## STATED PROBLEM
Render every entry verbatim.

## MATERIAL FOR THIS EXERCISE
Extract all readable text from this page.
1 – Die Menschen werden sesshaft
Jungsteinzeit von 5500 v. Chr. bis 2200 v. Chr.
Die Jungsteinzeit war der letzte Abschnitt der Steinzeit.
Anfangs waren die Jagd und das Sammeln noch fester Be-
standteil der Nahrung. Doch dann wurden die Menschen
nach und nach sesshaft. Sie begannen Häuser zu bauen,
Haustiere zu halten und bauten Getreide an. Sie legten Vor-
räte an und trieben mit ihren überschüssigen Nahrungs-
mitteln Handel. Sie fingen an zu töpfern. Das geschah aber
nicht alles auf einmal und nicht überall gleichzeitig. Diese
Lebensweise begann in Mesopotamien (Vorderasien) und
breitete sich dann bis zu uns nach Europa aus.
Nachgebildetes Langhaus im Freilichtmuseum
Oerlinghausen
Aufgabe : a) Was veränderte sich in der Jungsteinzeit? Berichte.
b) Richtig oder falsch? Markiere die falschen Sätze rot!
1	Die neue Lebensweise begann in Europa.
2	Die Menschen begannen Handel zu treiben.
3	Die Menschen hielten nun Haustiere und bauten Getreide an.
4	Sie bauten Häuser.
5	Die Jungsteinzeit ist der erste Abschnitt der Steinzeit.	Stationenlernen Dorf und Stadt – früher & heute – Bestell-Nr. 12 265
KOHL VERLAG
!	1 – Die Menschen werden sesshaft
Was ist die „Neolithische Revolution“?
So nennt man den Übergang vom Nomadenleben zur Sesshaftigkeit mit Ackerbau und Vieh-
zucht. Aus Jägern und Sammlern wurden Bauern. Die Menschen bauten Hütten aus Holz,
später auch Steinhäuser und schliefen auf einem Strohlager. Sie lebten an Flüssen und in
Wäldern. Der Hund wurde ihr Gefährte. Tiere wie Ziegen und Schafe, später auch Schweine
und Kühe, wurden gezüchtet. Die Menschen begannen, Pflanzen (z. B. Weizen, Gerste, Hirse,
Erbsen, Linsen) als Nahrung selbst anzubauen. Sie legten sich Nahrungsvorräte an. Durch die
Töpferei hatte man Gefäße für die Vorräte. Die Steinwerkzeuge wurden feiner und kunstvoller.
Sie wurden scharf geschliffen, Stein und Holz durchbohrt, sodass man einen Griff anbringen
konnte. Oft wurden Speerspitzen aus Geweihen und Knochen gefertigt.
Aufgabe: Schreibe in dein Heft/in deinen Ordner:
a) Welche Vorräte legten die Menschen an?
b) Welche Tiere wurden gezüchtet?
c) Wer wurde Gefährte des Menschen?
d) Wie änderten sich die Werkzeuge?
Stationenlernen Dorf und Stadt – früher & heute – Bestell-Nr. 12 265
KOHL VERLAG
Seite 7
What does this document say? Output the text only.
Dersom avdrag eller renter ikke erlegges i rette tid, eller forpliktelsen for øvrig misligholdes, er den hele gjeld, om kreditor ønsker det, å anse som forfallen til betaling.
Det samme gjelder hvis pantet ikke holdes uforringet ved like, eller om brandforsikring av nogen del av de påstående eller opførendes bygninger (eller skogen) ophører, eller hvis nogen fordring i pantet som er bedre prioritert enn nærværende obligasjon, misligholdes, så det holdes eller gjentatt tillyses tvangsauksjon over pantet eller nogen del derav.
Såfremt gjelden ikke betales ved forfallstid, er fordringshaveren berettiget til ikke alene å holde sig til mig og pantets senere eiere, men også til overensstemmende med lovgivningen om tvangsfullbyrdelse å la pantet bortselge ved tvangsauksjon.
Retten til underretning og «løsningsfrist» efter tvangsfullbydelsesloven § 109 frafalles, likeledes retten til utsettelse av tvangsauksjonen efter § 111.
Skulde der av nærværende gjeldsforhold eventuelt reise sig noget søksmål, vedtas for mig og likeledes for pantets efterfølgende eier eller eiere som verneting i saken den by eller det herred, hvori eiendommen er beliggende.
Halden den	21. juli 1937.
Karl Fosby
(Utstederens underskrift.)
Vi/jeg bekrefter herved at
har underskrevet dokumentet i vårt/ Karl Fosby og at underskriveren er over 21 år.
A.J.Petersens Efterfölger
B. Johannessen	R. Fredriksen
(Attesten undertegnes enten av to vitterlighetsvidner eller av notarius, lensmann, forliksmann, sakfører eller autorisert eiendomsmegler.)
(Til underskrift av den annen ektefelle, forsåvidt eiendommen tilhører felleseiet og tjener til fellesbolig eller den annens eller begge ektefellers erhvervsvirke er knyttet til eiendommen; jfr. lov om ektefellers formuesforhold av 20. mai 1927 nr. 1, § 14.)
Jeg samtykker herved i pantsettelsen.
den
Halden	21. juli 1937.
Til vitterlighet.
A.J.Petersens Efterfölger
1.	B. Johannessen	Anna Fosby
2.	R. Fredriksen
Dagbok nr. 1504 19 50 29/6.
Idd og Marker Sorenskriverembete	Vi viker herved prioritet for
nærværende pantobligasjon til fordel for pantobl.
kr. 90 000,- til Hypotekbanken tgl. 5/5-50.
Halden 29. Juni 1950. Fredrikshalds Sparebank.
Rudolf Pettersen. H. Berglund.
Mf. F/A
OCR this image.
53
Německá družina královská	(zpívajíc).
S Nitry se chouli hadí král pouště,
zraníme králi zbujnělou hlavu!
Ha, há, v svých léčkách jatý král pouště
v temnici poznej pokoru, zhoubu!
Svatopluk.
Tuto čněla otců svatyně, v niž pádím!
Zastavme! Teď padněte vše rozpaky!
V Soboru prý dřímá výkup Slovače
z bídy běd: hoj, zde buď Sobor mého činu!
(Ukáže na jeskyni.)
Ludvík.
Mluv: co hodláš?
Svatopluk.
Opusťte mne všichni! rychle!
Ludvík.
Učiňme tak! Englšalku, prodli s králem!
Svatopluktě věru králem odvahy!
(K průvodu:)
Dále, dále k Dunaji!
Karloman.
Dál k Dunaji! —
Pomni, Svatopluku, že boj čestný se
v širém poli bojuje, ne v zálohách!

## FULL ANSWER
Extract all readable text from this page.
1 – Die Menschen werden sesshaft
Jungsteinzeit von 5500 v. Chr. bis 2200 v. Chr.
Die Jungsteinzeit war der letzte Abschnitt der Steinzeit.
Anfangs waren die Jagd und das Sammeln noch fester Be-
standteil der Nahrung. Doch dann wurden die Menschen
nach und nach sesshaft. Sie begannen Häuser zu bauen,
Haustiere zu halten und bauten Getreide an. Sie legten Vor-
räte an und trieben mit ihren überschüssigen Nahrungs-
mitteln Handel. Sie fingen an zu töpfern. Das geschah aber
nicht alles auf einmal und nicht überall gleichzeitig. Diese
Lebensweise begann in Mesopotamien (Vorderasien) und
breitete sich dann bis zu uns nach Europa aus.
Nachgebildetes Langhaus im Freilichtmuseum
Oerlinghausen
Aufgabe : a) Was veränderte sich in der Jungsteinzeit? Berichte.
b) Richtig oder falsch? Markiere die falschen Sätze rot!
1	Die neue Lebensweise begann in Europa.
2	Die Menschen begannen Handel zu treiben.
3	Die Menschen hielten nun Haustiere und bauten Getreide an.
4	Sie bauten Häuser.
5	Die Jungsteinzeit ist der erste Abschnitt der Steinzeit.	Stationenlernen Dorf und Stadt – früher & heute – Bestell-Nr. 12 265
KOHL VERLAG
!	1 – Die Menschen werden sesshaft
Was ist die „Neolithische Revolution“?
So nennt man den Übergang vom Nomadenleben zur Sesshaftigkeit mit Ackerbau und Vieh-
zucht. Aus Jägern und Sammlern wurden Bauern. Die Menschen bauten Hütten aus Holz,
später auch Steinhäuser und schliefen auf einem Strohlager. Sie lebten an Flüssen und in
Wäldern. Der Hund wurde ihr Gefährte. Tiere wie Ziegen und Schafe, später auch Schweine
und Kühe, wurden gezüchtet. Die Menschen begannen, Pflanzen (z. B. Weizen, Gerste, Hirse,
Erbsen, Linsen) als Nahrung selbst anzubauen. Sie legten sich Nahrungsvorräte an. Durch die
Töpferei hatte man Gefäße für die Vorräte. Die Steinwerkzeuge wurden feiner und kunstvoller.
Sie wurden scharf geschliffen, Stein und Holz durchbohrt, sodass man einen Griff anbringen
konnte. Oft wurden Speerspitzen aus Geweihen und Knochen gefertigt.
Aufgabe: Schreibe in dein Heft/in deinen Ordner:
a) Welche Vorräte legten die Menschen an?
b) Welche Tiere wurden gezüchtet?
c) Wer wurde Gefährte des Menschen?
d) Wie änderten sich die Werkzeuge?
Stationenlernen Dorf und Stadt – früher & heute – Bestell-Nr. 12 265
KOHL VERLAG
Seite 7
What does this document say? Output the text only.
Dersom avdrag eller renter ikke erlegges i rette tid, eller forpliktelsen for øvrig misligholdes, er den hele gjeld, om kreditor ønsker det, å anse som forfallen til betaling.
Det samme gjelder hvis pantet ikke holdes uforringet ved like, eller om brandforsikring av nogen del av de påstående eller opførendes bygninger (eller skogen) ophører, eller hvis nogen fordring i pantet som er bedre prioritert enn nærværende obligasjon, misligholdes, så det holdes eller gjentatt tillyses tvangsauksjon over pantet eller nogen del derav.
Såfremt gjelden ikke betales ved forfallstid, er fordringshaveren berettiget til ikke alene å holde sig til mig og pantets senere eiere, men også til overensstemmende med lovgivningen om tvangsfullbyrdelse å la pantet bortselge ved tvangsauksjon.
Retten til underretning og «løsningsfrist» efter tvangsfullbydelsesloven § 109 frafalles, likeledes retten til utsettelse av tvangsauksjonen efter § 111.
Skulde der av nærværende gjeldsforhold eventuelt reise sig noget søksmål, vedtas for mig og likeledes for pantets efterfølgende eier eller eiere som verneting i saken den by eller det herred, hvori eiendommen er beliggende.
Halden den	21. juli 1937.
Karl Fosby
(Utstederens underskrift.)
Vi/jeg bekrefter herved at
har underskrevet dokumentet i vårt/ Karl Fosby og at underskriveren er over 21 år.
A.J.Petersens Efterfölger
B. Johannessen	R. Fredriksen
(Attesten undertegnes enten av to vitterlighetsvidner eller av notarius, lensmann, forliksmann, sakfører eller autorisert eiendomsmegler.)
(Til underskrift av den annen ektefelle, forsåvidt eiendommen tilhører felleseiet og tjener til fellesbolig eller den annens eller begge ektefellers erhvervsvirke er knyttet til eiendommen; jfr. lov om ektefellers formuesforhold av 20. mai 1927 nr. 1, § 14.)
Jeg samtykker herved i pantsettelsen.
den
Halden	21. juli 1937.
Til vitterlighet.
A.J.Petersens Efterfölger
1.	B. Johannessen	Anna Fosby
2.	R. Fredriksen
Dagbok nr. 1504 19 50 29/6.
Idd og Marker Sorenskriverembete	Vi viker herved prioritet for
nærværende pantobligasjon til fordel for pantobl.
kr. 90 000,- til Hypotekbanken tgl. 5/5-50.
Halden 29. Juni 1950. Fredrikshalds Sparebank.
Rudolf Pettersen. H. Berglund.
Mf. F/A
OCR this image.
53
Německá družina královská	(zpívajíc).
S Nitry se chouli hadí král pouště,
zraníme králi zbujnělou hlavu!
Ha, há, v svých léčkách jatý král pouště
v temnici poznej pokoru, zhoubu!
Svatopluk.
Tuto čněla otců svatyně, v niž pádím!
Zastavme! Teď padněte vše rozpaky!
V Soboru prý dřímá výkup Slovače
z bídy běd: hoj, zde buď Sobor mého činu!
(Ukáže na jeskyni.)
Ludvík.
Mluv: co hodláš?
Svatopluk.
Opusťte mne všichni! rychle!
Ludvík.
Učiňme tak! Englšalku, prodli s králem!
Svatopluktě věru králem odvahy!
(K průvodu:)
Dále, dále k Dunaji!
Karloman.
Dál k Dunaji! —
Pomni, Svatopluku, že boj čestný se
v širém poli bojuje, ne v zálohách!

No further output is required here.